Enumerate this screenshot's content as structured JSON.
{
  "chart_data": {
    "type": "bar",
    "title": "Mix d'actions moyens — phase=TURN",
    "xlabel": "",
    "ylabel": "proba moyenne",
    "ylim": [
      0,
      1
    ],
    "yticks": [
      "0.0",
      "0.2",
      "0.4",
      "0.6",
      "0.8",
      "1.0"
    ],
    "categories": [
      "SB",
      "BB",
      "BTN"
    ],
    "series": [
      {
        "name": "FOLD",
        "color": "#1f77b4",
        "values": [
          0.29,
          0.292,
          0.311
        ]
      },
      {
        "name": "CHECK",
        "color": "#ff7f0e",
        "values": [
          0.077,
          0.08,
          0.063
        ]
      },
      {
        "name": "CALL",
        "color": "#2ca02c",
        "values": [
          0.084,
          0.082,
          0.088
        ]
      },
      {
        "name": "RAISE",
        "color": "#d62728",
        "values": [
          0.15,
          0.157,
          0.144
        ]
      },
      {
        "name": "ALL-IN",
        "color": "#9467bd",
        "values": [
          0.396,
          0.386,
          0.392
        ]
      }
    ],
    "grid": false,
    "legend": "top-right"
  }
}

Task to complete: Can you restate every record above word for word?

Correct output:
Enumerate this screenshot's content as structured JSON.
{
  "chart_data": {
    "type": "bar",
    "title": "Mix d'actions moyens — phase=TURN",
    "xlabel": "",
    "ylabel": "proba moyenne",
    "ylim": [
      0,
      1
    ],
    "yticks": [
      "0.0",
      "0.2",
      "0.4",
      "0.6",
      "0.8",
      "1.0"
    ],
    "categories": [
      "SB",
      "BB",
      "BTN"
    ],
    "series": [
      {
        "name": "FOLD",
        "color": "#1f77b4",
        "values": [
          0.29,
          0.292,
          0.311
        ]
      },
      {
        "name": "CHECK",
        "color": "#ff7f0e",
        "values": [
          0.077,
          0.08,
          0.063
        ]
      },
      {
        "name": "CALL",
        "color": "#2ca02c",
        "values": [
          0.084,
          0.082,
          0.088
        ]
      },
      {
        "name": "RAISE",
        "color": "#d62728",
        "values": [
          0.15,
          0.157,
          0.144
        ]
      },
      {
        "name": "ALL-IN",
        "color": "#9467bd",
        "values": [
          0.396,
          0.386,
          0.392
        ]
      }
    ],
    "grid": false,
    "legend": "top-right"
  }
}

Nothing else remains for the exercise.